*GIVEN INFORMATION*
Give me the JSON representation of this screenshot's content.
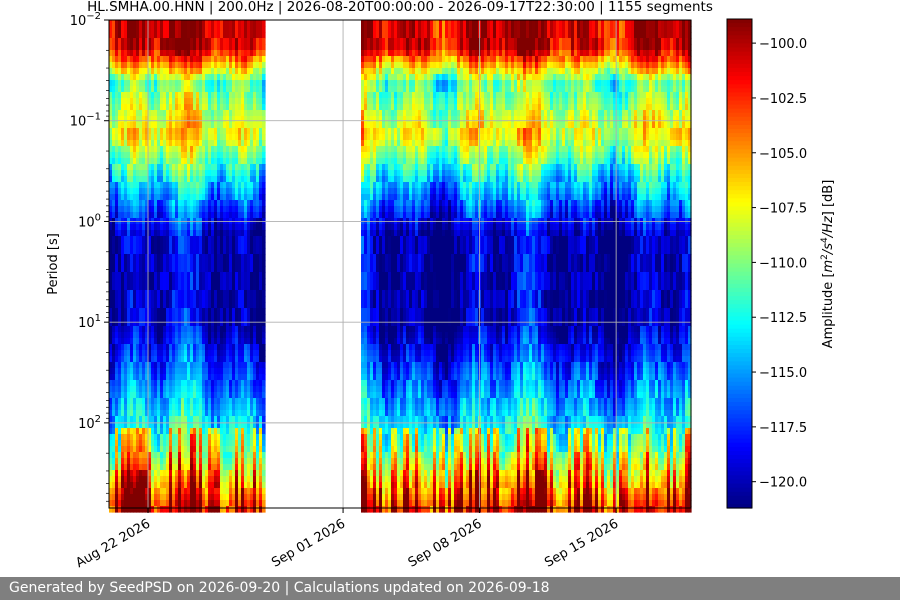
{
  "chart_data": {
    "type": "heatmap",
    "title": "HL.SMHA.00.HNN | 200.0Hz | 2026-08-20T00:00:00 - 2026-09-17T22:30:00 | 1155 segments",
    "ylabel": "Period [s]",
    "y_scale": "log",
    "y_inverted": true,
    "ylim": [
      0.01,
      700
    ],
    "y_ticks": [
      {
        "value": 0.01,
        "base": "10",
        "exp": "−2"
      },
      {
        "value": 0.1,
        "base": "10",
        "exp": "−1"
      },
      {
        "value": 1,
        "base": "10",
        "exp": "0"
      },
      {
        "value": 10,
        "base": "10",
        "exp": "1"
      },
      {
        "value": 100,
        "base": "10",
        "exp": "2"
      }
    ],
    "x_start": "2026-08-20",
    "x_end": "2026-09-17",
    "x_ticks": [
      "Aug 22 2026",
      "Sep 01 2026",
      "Sep 08 2026",
      "Sep 15 2026"
    ],
    "data_gaps": [
      [
        "2026-08-28",
        "2026-09-01"
      ]
    ],
    "grid": true,
    "colorbar": {
      "label_prefix": "Amplitude [",
      "label_units_html": "<tspan font-style='italic'>m</tspan><tspan font-size='9' dy='-5'>2</tspan><tspan dy='5' font-style='italic'>/s</tspan><tspan font-size='9' dy='-5'>4</tspan><tspan dy='5' font-style='italic'>/Hz</tspan>",
      "label_suffix": "] [dB]",
      "range": [
        -121.2,
        -98.9
      ],
      "ticks": [
        -100.0,
        -102.5,
        -105.0,
        -107.5,
        -110.0,
        -112.5,
        -115.0,
        -117.5,
        -120.0
      ],
      "tick_labels": [
        "−100.0",
        "−102.5",
        "−105.0",
        "−107.5",
        "−110.0",
        "−112.5",
        "−115.0",
        "−117.5",
        "−120.0"
      ],
      "colormap": "jet"
    }
  },
  "footer": {
    "text": "Generated by SeedPSD on 2026-09-20 | Calculations updated on 2026-09-18"
  }
}
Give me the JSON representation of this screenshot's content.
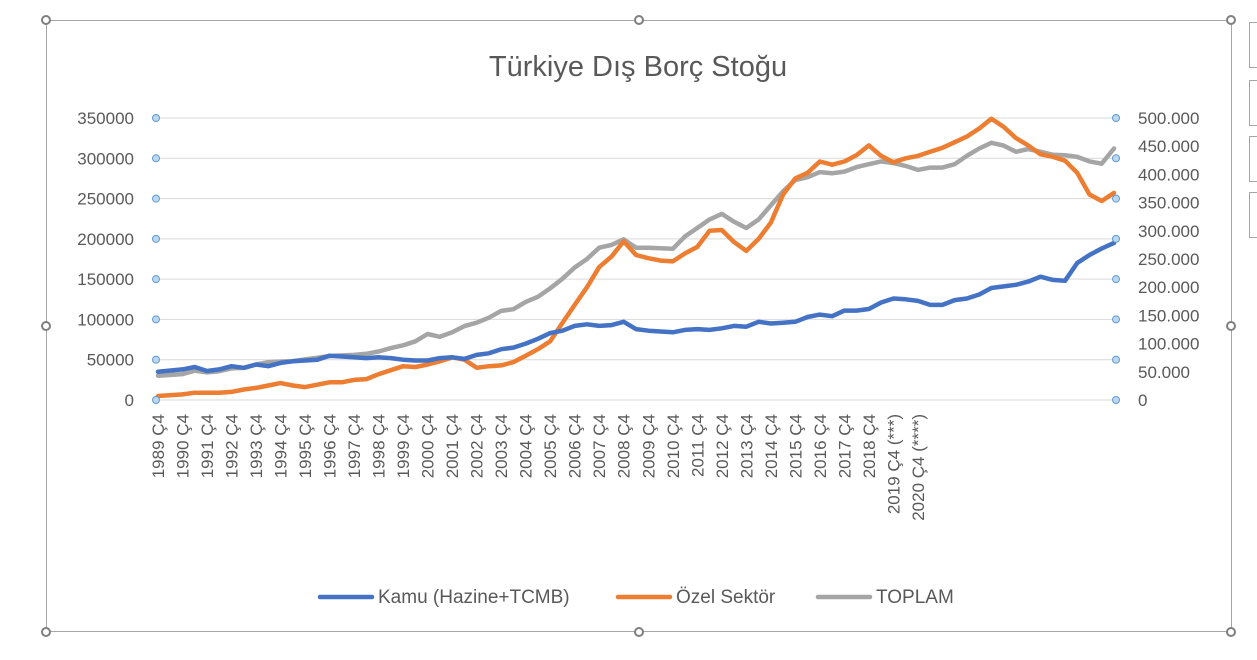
{
  "chart_data": {
    "type": "line",
    "title": "Türkiye Dış Borç Stoğu",
    "left_axis": {
      "min": 0,
      "max": 350000,
      "ticks": [
        "0",
        "50000",
        "100000",
        "150000",
        "200000",
        "250000",
        "300000",
        "350000"
      ]
    },
    "right_axis": {
      "min": 0,
      "max": 500000,
      "ticks": [
        "0",
        "50.000",
        "100.000",
        "150.000",
        "200.000",
        "250.000",
        "300.000",
        "350.000",
        "400.000",
        "450.000",
        "500.000"
      ]
    },
    "x_labels": [
      "1989 Ç4",
      "1990 Ç4",
      "1991 Ç4",
      "1992 Ç4",
      "1993 Ç4",
      "1994 Ç4",
      "1995 Ç4",
      "1996 Ç4",
      "1997 Ç4",
      "1998 Ç4",
      "1999 Ç4",
      "2000 Ç4",
      "2001 Ç4",
      "2002 Ç4",
      "2003 Ç4",
      "2004 Ç4",
      "2005 Ç4",
      "2006 Ç4",
      "2007 Ç4",
      "2008 Ç4",
      "2009 Ç4",
      "2010 Ç4",
      "2011 Ç4",
      "2012 Ç4",
      "2013 Ç4",
      "2014 Ç4",
      "2015 Ç4",
      "2016 Ç4",
      "2017 Ç4",
      "2018 Ç4",
      "2019 Ç4 (***)",
      "2020 Ç4 (****)"
    ],
    "x_label_years": [
      1989,
      1990,
      1991,
      1992,
      1993,
      1994,
      1995,
      1996,
      1997,
      1998,
      1999,
      2000,
      2001,
      2002,
      2003,
      2004,
      2005,
      2006,
      2007,
      2008,
      2009,
      2010,
      2011,
      2012,
      2013,
      2014,
      2015,
      2016,
      2017,
      2018,
      2019,
      2020
    ],
    "grid": true,
    "legend_position": "bottom",
    "series": [
      {
        "name": "Kamu (Hazine+TCMB)",
        "axis": "left",
        "color": "#4472c4",
        "points": [
          [
            1989,
            35000
          ],
          [
            1990,
            38000
          ],
          [
            1990.5,
            41000
          ],
          [
            1991,
            36000
          ],
          [
            1991.5,
            38000
          ],
          [
            1992,
            42000
          ],
          [
            1992.5,
            40000
          ],
          [
            1993,
            44000
          ],
          [
            1993.5,
            42000
          ],
          [
            1994,
            46000
          ],
          [
            1994.5,
            48000
          ],
          [
            1995,
            49000
          ],
          [
            1995.5,
            50000
          ],
          [
            1996,
            55000
          ],
          [
            1996.5,
            54000
          ],
          [
            1997,
            53000
          ],
          [
            1997.5,
            52000
          ],
          [
            1998,
            53000
          ],
          [
            1998.5,
            52000
          ],
          [
            1999,
            50000
          ],
          [
            1999.5,
            49000
          ],
          [
            2000,
            49000
          ],
          [
            2000.5,
            52000
          ],
          [
            2001,
            53000
          ],
          [
            2001.5,
            51000
          ],
          [
            2002,
            56000
          ],
          [
            2002.5,
            58000
          ],
          [
            2003,
            63000
          ],
          [
            2003.5,
            65000
          ],
          [
            2004,
            70000
          ],
          [
            2004.5,
            76000
          ],
          [
            2005,
            83000
          ],
          [
            2005.5,
            86000
          ],
          [
            2006,
            92000
          ],
          [
            2006.5,
            94000
          ],
          [
            2007,
            92000
          ],
          [
            2007.5,
            93000
          ],
          [
            2008,
            97000
          ],
          [
            2008.5,
            88000
          ],
          [
            2009,
            86000
          ],
          [
            2009.5,
            85000
          ],
          [
            2010,
            84000
          ],
          [
            2010.5,
            87000
          ],
          [
            2011,
            88000
          ],
          [
            2011.5,
            87000
          ],
          [
            2012,
            89000
          ],
          [
            2012.5,
            92000
          ],
          [
            2013,
            91000
          ],
          [
            2013.5,
            97000
          ],
          [
            2014,
            95000
          ],
          [
            2014.5,
            96000
          ],
          [
            2015,
            97000
          ],
          [
            2015.5,
            103000
          ],
          [
            2016,
            106000
          ],
          [
            2016.5,
            104000
          ],
          [
            2017,
            111000
          ],
          [
            2017.5,
            111000
          ],
          [
            2018,
            113000
          ],
          [
            2018.5,
            121000
          ],
          [
            2019,
            126000
          ],
          [
            2019.5,
            125000
          ],
          [
            2020,
            123000
          ],
          [
            2020.5,
            118000
          ],
          [
            2021,
            118000
          ],
          [
            2021.5,
            124000
          ],
          [
            2022,
            126000
          ],
          [
            2022.5,
            131000
          ],
          [
            2023,
            139000
          ],
          [
            2023.5,
            141000
          ],
          [
            2024,
            143000
          ],
          [
            2024.5,
            147000
          ],
          [
            2025,
            153000
          ],
          [
            2025.5,
            149000
          ],
          [
            2026,
            148000
          ],
          [
            2026.5,
            170000
          ],
          [
            2027,
            180000
          ],
          [
            2027.5,
            188000
          ],
          [
            2028,
            195000
          ]
        ]
      },
      {
        "name": "Özel Sektör",
        "axis": "left",
        "color": "#ed7d31",
        "points": [
          [
            1989,
            5000
          ],
          [
            1990,
            7000
          ],
          [
            1990.5,
            9000
          ],
          [
            1991,
            9000
          ],
          [
            1991.5,
            9000
          ],
          [
            1992,
            10000
          ],
          [
            1992.5,
            13000
          ],
          [
            1993,
            15000
          ],
          [
            1993.5,
            18000
          ],
          [
            1994,
            21000
          ],
          [
            1994.5,
            18000
          ],
          [
            1995,
            16000
          ],
          [
            1995.5,
            19000
          ],
          [
            1996,
            22000
          ],
          [
            1996.5,
            22000
          ],
          [
            1997,
            25000
          ],
          [
            1997.5,
            26000
          ],
          [
            1998,
            32000
          ],
          [
            1998.5,
            37000
          ],
          [
            1999,
            42000
          ],
          [
            1999.5,
            41000
          ],
          [
            2000,
            44000
          ],
          [
            2000.5,
            48000
          ],
          [
            2001,
            53000
          ],
          [
            2001.5,
            50000
          ],
          [
            2002,
            40000
          ],
          [
            2002.5,
            42000
          ],
          [
            2003,
            43000
          ],
          [
            2003.5,
            47000
          ],
          [
            2004,
            55000
          ],
          [
            2004.5,
            63000
          ],
          [
            2005,
            73000
          ],
          [
            2005.5,
            96000
          ],
          [
            2006,
            118000
          ],
          [
            2006.5,
            140000
          ],
          [
            2007,
            165000
          ],
          [
            2007.5,
            178000
          ],
          [
            2008,
            197000
          ],
          [
            2008.5,
            180000
          ],
          [
            2009,
            176000
          ],
          [
            2009.5,
            173000
          ],
          [
            2010,
            172000
          ],
          [
            2010.5,
            182000
          ],
          [
            2011,
            190000
          ],
          [
            2011.5,
            210000
          ],
          [
            2012,
            211000
          ],
          [
            2012.5,
            196000
          ],
          [
            2013,
            185000
          ],
          [
            2013.5,
            200000
          ],
          [
            2014,
            220000
          ],
          [
            2014.5,
            255000
          ],
          [
            2015,
            275000
          ],
          [
            2015.5,
            282000
          ],
          [
            2016,
            296000
          ],
          [
            2016.5,
            292000
          ],
          [
            2017,
            296000
          ],
          [
            2017.5,
            304000
          ],
          [
            2018,
            316000
          ],
          [
            2018.5,
            303000
          ],
          [
            2019,
            295000
          ],
          [
            2019.5,
            300000
          ],
          [
            2020,
            303000
          ],
          [
            2020.5,
            308000
          ],
          [
            2021,
            313000
          ],
          [
            2021.5,
            320000
          ],
          [
            2022,
            327000
          ],
          [
            2022.5,
            337000
          ],
          [
            2023,
            349000
          ],
          [
            2023.5,
            339000
          ],
          [
            2024,
            325000
          ],
          [
            2024.5,
            316000
          ],
          [
            2025,
            305000
          ],
          [
            2025.5,
            302000
          ],
          [
            2026,
            297000
          ],
          [
            2026.5,
            282000
          ],
          [
            2027,
            255000
          ],
          [
            2027.5,
            247000
          ],
          [
            2028,
            257000
          ]
        ]
      },
      {
        "name": "TOPLAM",
        "axis": "right",
        "color": "#a5a5a5",
        "points": [
          [
            1989,
            43000
          ],
          [
            1990,
            46000
          ],
          [
            1990.5,
            52000
          ],
          [
            1991,
            49000
          ],
          [
            1991.5,
            51000
          ],
          [
            1992,
            56000
          ],
          [
            1992.5,
            57000
          ],
          [
            1993,
            63000
          ],
          [
            1993.5,
            67000
          ],
          [
            1994,
            68000
          ],
          [
            1994.5,
            69000
          ],
          [
            1995,
            72000
          ],
          [
            1995.5,
            75000
          ],
          [
            1996,
            78000
          ],
          [
            1996.5,
            79000
          ],
          [
            1997,
            80000
          ],
          [
            1997.5,
            82000
          ],
          [
            1998,
            86000
          ],
          [
            1998.5,
            92000
          ],
          [
            1999,
            97000
          ],
          [
            1999.5,
            104000
          ],
          [
            2000,
            117000
          ],
          [
            2000.5,
            112000
          ],
          [
            2001,
            120000
          ],
          [
            2001.5,
            131000
          ],
          [
            2002,
            137000
          ],
          [
            2002.5,
            146000
          ],
          [
            2003,
            158000
          ],
          [
            2003.5,
            161000
          ],
          [
            2004,
            174000
          ],
          [
            2004.5,
            183000
          ],
          [
            2005,
            198000
          ],
          [
            2005.5,
            215000
          ],
          [
            2006,
            235000
          ],
          [
            2006.5,
            250000
          ],
          [
            2007,
            270000
          ],
          [
            2007.5,
            275000
          ],
          [
            2008,
            285000
          ],
          [
            2008.5,
            270000
          ],
          [
            2009,
            270000
          ],
          [
            2009.5,
            269000
          ],
          [
            2010,
            268000
          ],
          [
            2010.5,
            290000
          ],
          [
            2011,
            305000
          ],
          [
            2011.5,
            320000
          ],
          [
            2012,
            330000
          ],
          [
            2012.5,
            316000
          ],
          [
            2013,
            305000
          ],
          [
            2013.5,
            320000
          ],
          [
            2014,
            345000
          ],
          [
            2014.5,
            370000
          ],
          [
            2015,
            390000
          ],
          [
            2015.5,
            395000
          ],
          [
            2016,
            404000
          ],
          [
            2016.5,
            402000
          ],
          [
            2017,
            405000
          ],
          [
            2017.5,
            413000
          ],
          [
            2018,
            418000
          ],
          [
            2018.5,
            423000
          ],
          [
            2019,
            420000
          ],
          [
            2019.5,
            415000
          ],
          [
            2020,
            408000
          ],
          [
            2020.5,
            412000
          ],
          [
            2021,
            412000
          ],
          [
            2021.5,
            418000
          ],
          [
            2022,
            433000
          ],
          [
            2022.5,
            446000
          ],
          [
            2023,
            456000
          ],
          [
            2023.5,
            451000
          ],
          [
            2024,
            440000
          ],
          [
            2024.5,
            445000
          ],
          [
            2025,
            440000
          ],
          [
            2025.5,
            435000
          ],
          [
            2026,
            434000
          ],
          [
            2026.5,
            431000
          ],
          [
            2027,
            423000
          ],
          [
            2027.5,
            419000
          ],
          [
            2028,
            446000
          ]
        ]
      }
    ]
  }
}
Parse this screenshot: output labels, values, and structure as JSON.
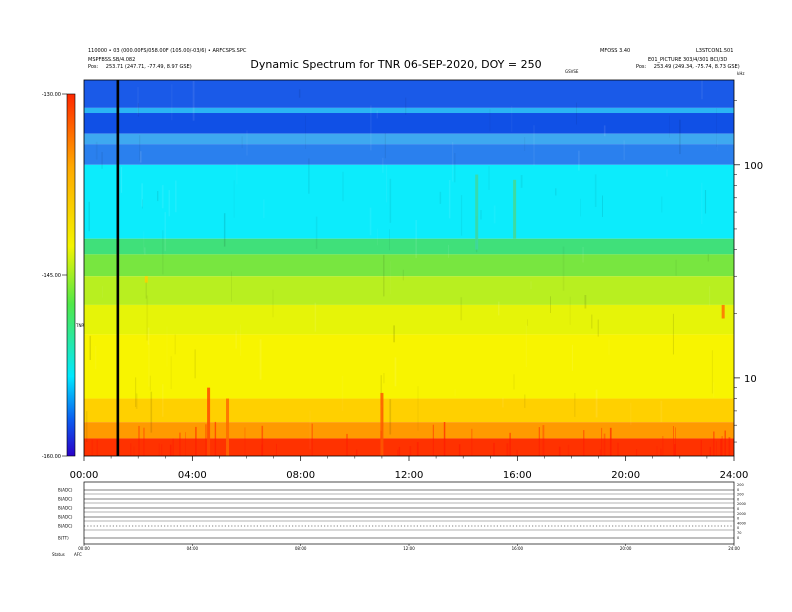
{
  "chart_data": {
    "type": "heatmap",
    "title": "Dynamic Spectrum for TNR 06-SEP-2020, DOY = 250",
    "x_ticks": [
      "00:00",
      "04:00",
      "08:00",
      "12:00",
      "16:00",
      "20:00",
      "24:00"
    ],
    "y_ticks_right": [
      "100",
      "10"
    ],
    "y_scale": "log",
    "y_range": [
      4.3,
      250
    ],
    "colorbar_ticks": [
      "-130.00",
      "-145.00",
      "-160.00"
    ],
    "colorbar_range": [
      -160,
      -130
    ],
    "colorbar_label": "TNR",
    "colormap": [
      "#2a00c8",
      "#0b5cf0",
      "#00e8ff",
      "#50e848",
      "#f4f400",
      "#ffa800",
      "#ff2800"
    ],
    "right_top_label": "kHz",
    "right_bar_label": "GSVSE",
    "bands": [
      {
        "from": 250,
        "to": 185,
        "color": "#1a5ae8"
      },
      {
        "from": 185,
        "to": 175,
        "color": "#2ab4f4"
      },
      {
        "from": 175,
        "to": 140,
        "color": "#1050e6"
      },
      {
        "from": 140,
        "to": 125,
        "color": "#3ea8f0"
      },
      {
        "from": 125,
        "to": 100,
        "color": "#2a80ee"
      },
      {
        "from": 100,
        "to": 45,
        "color": "#0cecfc"
      },
      {
        "from": 45,
        "to": 38,
        "color": "#40e07a"
      },
      {
        "from": 38,
        "to": 30,
        "color": "#78e640"
      },
      {
        "from": 30,
        "to": 22,
        "color": "#b8ef20"
      },
      {
        "from": 22,
        "to": 16,
        "color": "#e6f408"
      },
      {
        "from": 16,
        "to": 8,
        "color": "#f8f400"
      },
      {
        "from": 8,
        "to": 6.2,
        "color": "#ffd000"
      },
      {
        "from": 6.2,
        "to": 5.2,
        "color": "#ff9a00"
      },
      {
        "from": 5.2,
        "to": 4.3,
        "color": "#ff3200"
      }
    ],
    "marker_line_hour": 1.25,
    "bursts": [
      {
        "hour": 4.6,
        "from": 4.3,
        "to": 9.0,
        "color": "#ff4a00"
      },
      {
        "hour": 5.3,
        "from": 4.3,
        "to": 8.0,
        "color": "#ff6a00"
      },
      {
        "hour": 11.0,
        "from": 4.3,
        "to": 8.5,
        "color": "#ff5a00"
      },
      {
        "hour": 14.5,
        "from": 40,
        "to": 90,
        "color": "#40d8a0"
      },
      {
        "hour": 15.9,
        "from": 45,
        "to": 85,
        "color": "#48d890"
      },
      {
        "hour": 23.6,
        "from": 19,
        "to": 22,
        "color": "#ff7000"
      },
      {
        "hour": 2.3,
        "from": 28,
        "to": 30,
        "color": "#ffd000"
      }
    ],
    "bottom_panel": {
      "x_ticks": [
        "00:00",
        "04:00",
        "08:00",
        "12:00",
        "16:00",
        "20:00",
        "24:00"
      ],
      "row_labels": [
        "B(ADC)",
        "B(ADC)",
        "B(ADC)",
        "B(ADC)",
        "B(ADC)",
        "B(TT)"
      ],
      "right_labels": [
        "200",
        "0",
        "200",
        "0",
        "2000",
        "0",
        "2000",
        "0",
        "4000",
        "0",
        "70",
        "0"
      ],
      "status_label": "Status",
      "status_value": "AFC"
    }
  },
  "header": {
    "left_line1": "110000 • 03 (000.00FS/058.00F (105.00/-03/6) • ARFCSPS.SPC",
    "left_line2": "MSPFBSS.SB/4.082",
    "left_pos_label": "Pos:",
    "left_pos_value": "253.71 (247.71, -77.49, 8.97 GSE)",
    "mid_right": "MFOSS 3.40",
    "right_line1": "L3STCON1.501",
    "right_line2": "E01_PICTURE 303/4/301 BCI/3D",
    "right_pos_label": "Pos:",
    "right_pos_value": "253.49 (249.34, -75.74, 8.73 GSE)"
  }
}
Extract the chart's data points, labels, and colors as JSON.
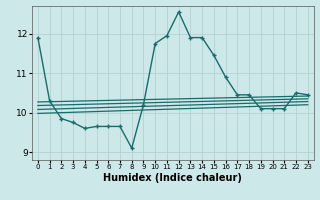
{
  "xlabel": "Humidex (Indice chaleur)",
  "bg_color": "#cce8e8",
  "line_color": "#1a6b6b",
  "grid_color": "#b0cccc",
  "xlim": [
    -0.5,
    23.5
  ],
  "ylim": [
    8.8,
    12.7
  ],
  "yticks": [
    9,
    10,
    11,
    12
  ],
  "xticks": [
    0,
    1,
    2,
    3,
    4,
    5,
    6,
    7,
    8,
    9,
    10,
    11,
    12,
    13,
    14,
    15,
    16,
    17,
    18,
    19,
    20,
    21,
    22,
    23
  ],
  "main_curve_x": [
    0,
    1,
    2,
    3,
    4,
    5,
    6,
    7,
    8,
    9,
    10,
    11,
    12,
    13,
    14,
    15,
    16,
    17,
    18,
    19,
    20,
    21,
    22,
    23
  ],
  "main_curve_y": [
    11.9,
    10.3,
    9.85,
    9.75,
    9.6,
    9.65,
    9.65,
    9.65,
    9.1,
    10.2,
    11.75,
    11.95,
    12.55,
    11.9,
    11.9,
    11.45,
    10.9,
    10.45,
    10.45,
    10.1,
    10.1,
    10.1,
    10.5,
    10.45
  ],
  "line1_x": [
    0,
    23
  ],
  "line1_y": [
    10.27,
    10.42
  ],
  "line2_x": [
    0,
    23
  ],
  "line2_y": [
    10.18,
    10.35
  ],
  "line3_x": [
    0,
    23
  ],
  "line3_y": [
    10.08,
    10.28
  ],
  "line4_x": [
    0,
    23
  ],
  "line4_y": [
    9.98,
    10.2
  ]
}
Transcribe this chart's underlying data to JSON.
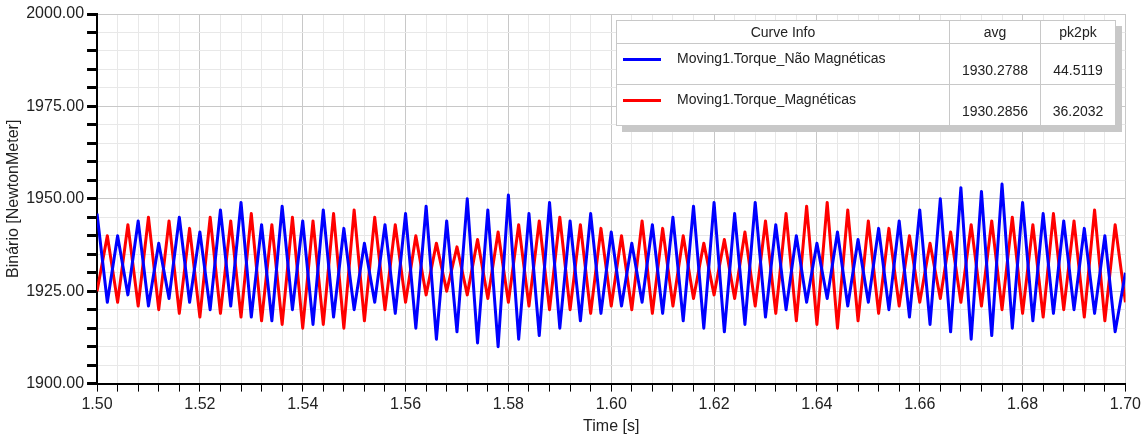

*WHAT IS NEEDED*
Search the data for "title". Copy every matching line.

*COMPLETE OUTPUT*
    "title": "HL.SMHA.00.HNN | 200.0Hz | 2026-08-20T00:00:00 - 2026-09-17T22:30:00 | 1155 segments",
    "title": "Türkiye Dış Borç Stoğu",
    "title": "Dynamic Spectrum for TNR 06-SEP-2020, DOY = 250",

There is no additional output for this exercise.